Alıntı ▸
--------------------------------------------------

“17 Ağustos’u unutmadık.” Her yıldönümünde bu sözü tekrarlayıp duruyoruz. Bu durum bana ister istemez unutulduğunu düşündürüyor. 17 Ağustos felaketi ile birlikte ortaya çıkan sivil toplum seferberliği yaşanan afetten sonra sanki karanlıkta önümüzü aydınlatan bir işaret fişeği gibiydi. Ama sonrasında bu olağanüstü deneyim hafızalardan silindi.
Felaketlerin kendilerine değil, yalnızca imgelerine tanık oluyoruz. Medya sistemleri, aygıtları izleyicileri tek yönlü bilgilendiriyor, edilginleştiriyor. Ne kadar olanları anlamaya, yaşanan acıları hissetmeye çaba göstersek de, öyle.
Felaketlerle karşılaşınca bir şeyleri fark eder gibi oluyoruz. Ama herkes biliyor ki, gerçek bir tanıklık imkansız. Peki o zaman gördüğümüz şey ne?

--------------------------------------------------

Gösterilen Bilgiler ▸
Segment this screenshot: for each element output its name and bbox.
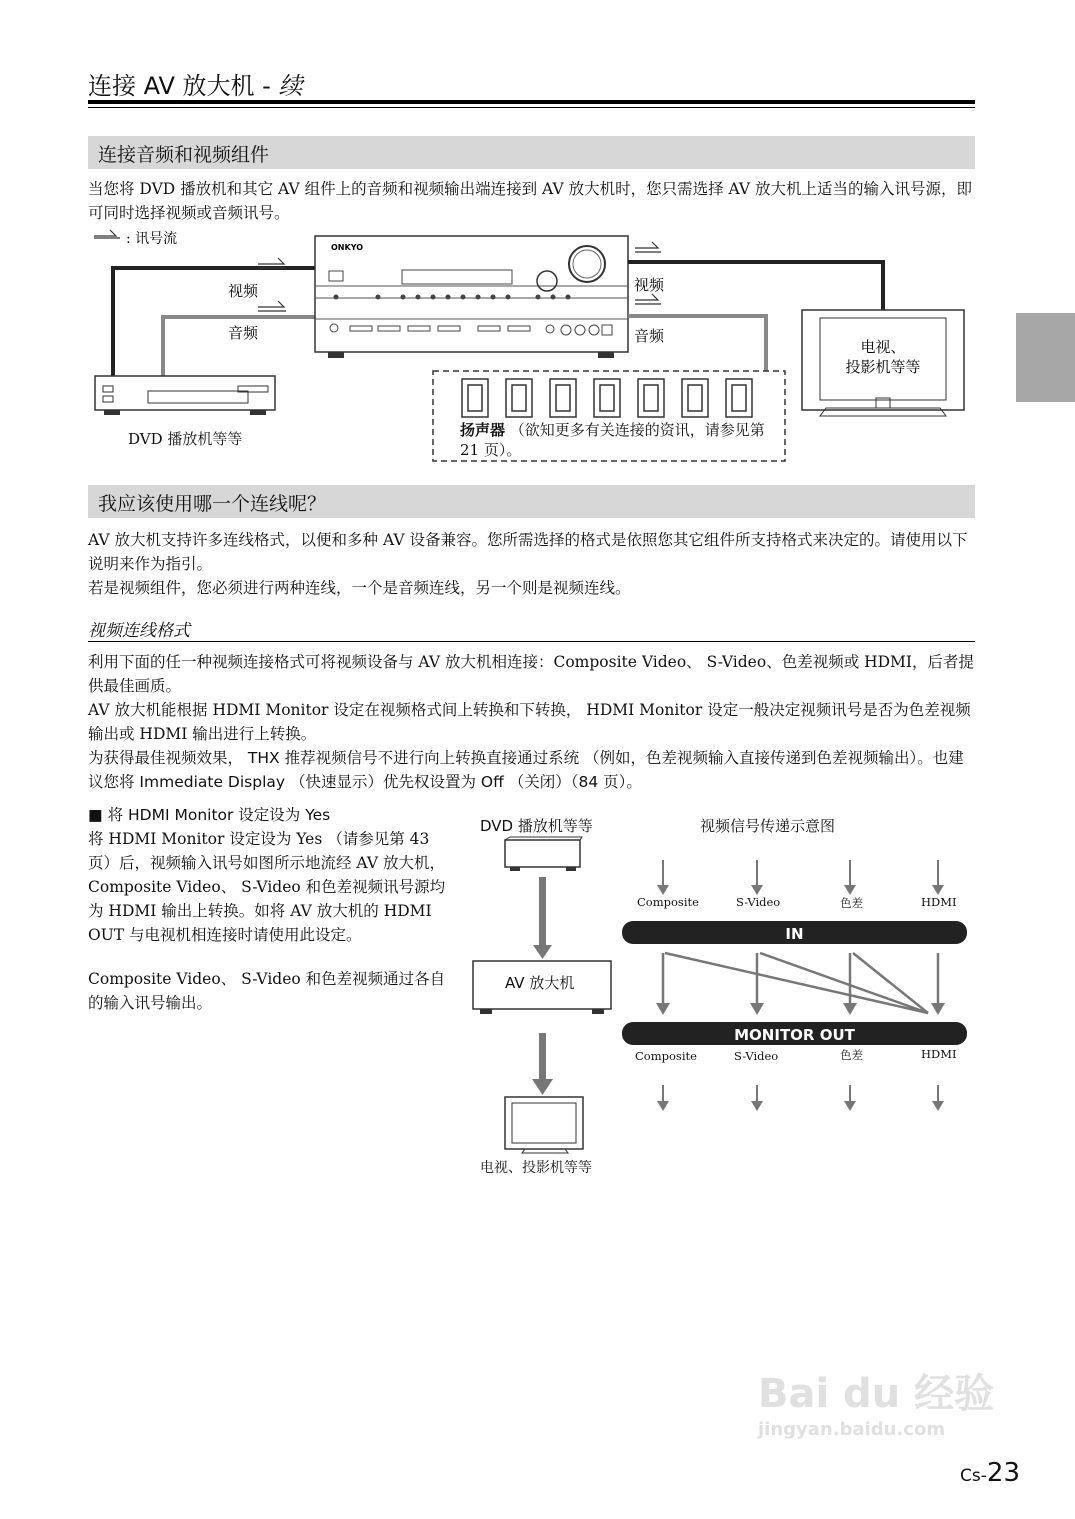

--------------------------------------------------

Yapılacak İşler ▸
1 - 17 Ağustos konulu alıntıda "Felaketlerin kendilerine değil, yalnızca" ile "göstersek de, öyle." arasındaki bölümü, her iki uç dahil, hiçbir değişiklik yapmadan yazdırınız.
2 - 17 Ağustos konulu alıntının, son cümlesinden sonra gelecek devamını yazınız.

Yanıtlar ▸
1 -
Felaketlerin kendilerine değil, yalnızca imgelerine tanık oluyoruz. Medya sistemleri, aygıtları izleyicileri tek yönlü bilgilendiriyor, edilginleştiriyor. Ne kadar olanları anlamaya, yaşanan acıları hissetmeye çaba göstersek de, öyle.

2 -
Felaketin hayalet -vari bir varlığıyla karşı karşıyayız. Hafızamızda tam kendisine yer bulamayan, gerçekle karışan hayalet-vari ve rahatsız edici bastırılmış bir olay halini alıyor. Mistifikasyon felaketlerin, savaşların acımasız gerçekliğini örten bir hikaye yaratıyor.
Gerçeklik denen şey çoğu zaman medyayı, bilgiyi manipüle edenlerin güç istencinden başka bir şey değil. Bir eşitsizlik yaratma ve imtiyaz elde etme biçimi. Krizler, felaketler sistemin sorgulanmasına yol açmıyor. Tam tersine sistem krizlerden güç alıyor.
Her bir deprem olduğunda fay hatlarının yerlerini, felaketin boyutlarını öğreniyoruz. “Ölenler için rahmet diliyor ve Yüce Allah hepimizi deprem afetinden korusun” şeklindeki sözlerle afetler karşısında çaresiz olduğumuz en yetkili ağızlar tarafından hatırlatılıyor. Karşımıza çıkan felaket yalnızca bizim çaresizliğimizi pekiştiriyor. Medyada boy gösteren uzmanlar bilimsel açıklamalarla afetlerin doğa olayları olduğunu gösteriyorlar. Afetlerin asla bilemeyeceğimiz muazzam teknik konularla ilgili olduklarını ispatlayacak şekilde. Böylece afetlerin üzerinde hiçbir etkimizin olamayacağını öğreniyoruz.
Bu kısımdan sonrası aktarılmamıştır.